## AIM
Filter the records below for the word "price". Copy each line that holds it.

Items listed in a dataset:

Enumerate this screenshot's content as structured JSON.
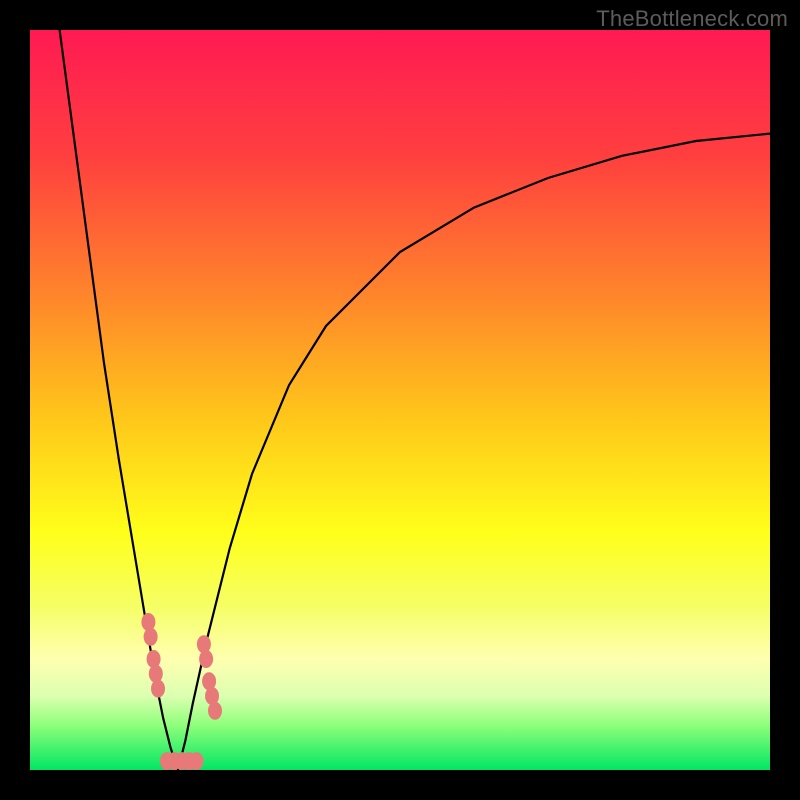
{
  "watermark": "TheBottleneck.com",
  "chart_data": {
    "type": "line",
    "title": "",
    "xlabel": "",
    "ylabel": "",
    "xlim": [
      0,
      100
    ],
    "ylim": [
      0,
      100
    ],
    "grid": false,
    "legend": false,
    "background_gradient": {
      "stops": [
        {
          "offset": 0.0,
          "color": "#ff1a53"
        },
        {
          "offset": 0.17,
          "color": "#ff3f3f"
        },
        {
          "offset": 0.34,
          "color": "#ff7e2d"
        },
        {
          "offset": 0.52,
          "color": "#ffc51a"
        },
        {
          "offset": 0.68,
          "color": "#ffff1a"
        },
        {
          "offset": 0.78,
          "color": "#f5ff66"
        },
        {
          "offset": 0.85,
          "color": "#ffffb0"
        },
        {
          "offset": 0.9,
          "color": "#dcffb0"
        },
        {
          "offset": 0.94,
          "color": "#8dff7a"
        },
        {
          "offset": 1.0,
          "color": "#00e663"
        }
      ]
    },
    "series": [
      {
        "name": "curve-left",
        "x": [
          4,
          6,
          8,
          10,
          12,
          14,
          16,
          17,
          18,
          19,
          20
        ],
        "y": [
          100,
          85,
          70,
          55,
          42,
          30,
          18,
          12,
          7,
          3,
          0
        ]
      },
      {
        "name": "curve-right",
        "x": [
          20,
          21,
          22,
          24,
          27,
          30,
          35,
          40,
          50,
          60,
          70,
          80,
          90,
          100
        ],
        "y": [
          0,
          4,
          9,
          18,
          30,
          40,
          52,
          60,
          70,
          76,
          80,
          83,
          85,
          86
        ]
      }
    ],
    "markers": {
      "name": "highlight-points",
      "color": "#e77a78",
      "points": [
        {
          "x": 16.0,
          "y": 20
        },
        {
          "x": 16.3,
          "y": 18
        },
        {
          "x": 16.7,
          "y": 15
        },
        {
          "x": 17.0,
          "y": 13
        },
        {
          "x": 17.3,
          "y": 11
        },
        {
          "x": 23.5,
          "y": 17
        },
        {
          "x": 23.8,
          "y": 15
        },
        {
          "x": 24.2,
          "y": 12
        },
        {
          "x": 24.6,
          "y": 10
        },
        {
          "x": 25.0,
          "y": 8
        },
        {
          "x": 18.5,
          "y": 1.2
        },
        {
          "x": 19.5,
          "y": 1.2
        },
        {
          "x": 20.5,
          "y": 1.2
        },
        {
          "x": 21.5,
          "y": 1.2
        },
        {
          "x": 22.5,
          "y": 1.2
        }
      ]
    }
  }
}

* * *

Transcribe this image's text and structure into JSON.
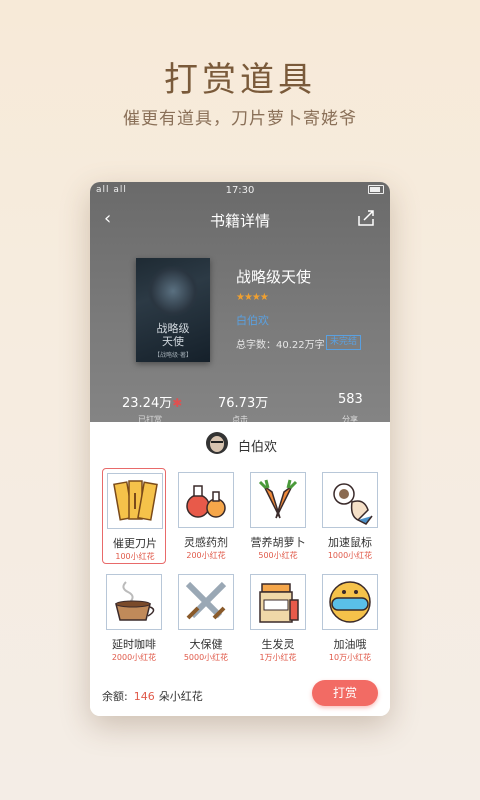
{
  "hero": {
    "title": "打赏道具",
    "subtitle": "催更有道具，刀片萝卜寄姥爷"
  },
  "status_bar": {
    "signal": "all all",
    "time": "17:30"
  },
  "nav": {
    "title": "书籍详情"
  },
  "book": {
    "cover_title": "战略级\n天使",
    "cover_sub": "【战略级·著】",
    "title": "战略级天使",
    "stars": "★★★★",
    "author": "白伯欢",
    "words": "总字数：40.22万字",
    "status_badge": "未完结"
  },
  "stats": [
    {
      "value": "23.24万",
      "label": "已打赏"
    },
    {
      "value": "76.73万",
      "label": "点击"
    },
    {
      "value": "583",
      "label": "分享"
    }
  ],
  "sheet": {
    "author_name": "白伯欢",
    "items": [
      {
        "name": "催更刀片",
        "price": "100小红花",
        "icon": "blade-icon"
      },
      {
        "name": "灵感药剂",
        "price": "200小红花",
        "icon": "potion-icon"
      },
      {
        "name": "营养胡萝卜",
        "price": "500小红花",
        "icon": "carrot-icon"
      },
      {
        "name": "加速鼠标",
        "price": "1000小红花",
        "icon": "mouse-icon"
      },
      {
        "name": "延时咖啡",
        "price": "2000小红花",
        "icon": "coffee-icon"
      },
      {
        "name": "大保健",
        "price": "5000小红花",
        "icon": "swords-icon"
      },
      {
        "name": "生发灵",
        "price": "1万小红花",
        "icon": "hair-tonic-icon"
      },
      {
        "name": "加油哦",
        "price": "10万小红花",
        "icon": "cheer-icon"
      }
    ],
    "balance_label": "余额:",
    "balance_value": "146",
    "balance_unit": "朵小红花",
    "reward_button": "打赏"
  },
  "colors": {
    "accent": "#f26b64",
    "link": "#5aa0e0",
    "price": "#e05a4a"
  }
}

## RESPONSE TO THIS EXERCISE
        "price": "100小红花",
        "price": "200小红花",
        "price": "500小红花",
        "price": "1000小红花",
        "price": "2000小红花",
        "price": "5000小红花",
        "price": "1万小红花",
        "price": "10万小红花",
    "price": "#e05a4a"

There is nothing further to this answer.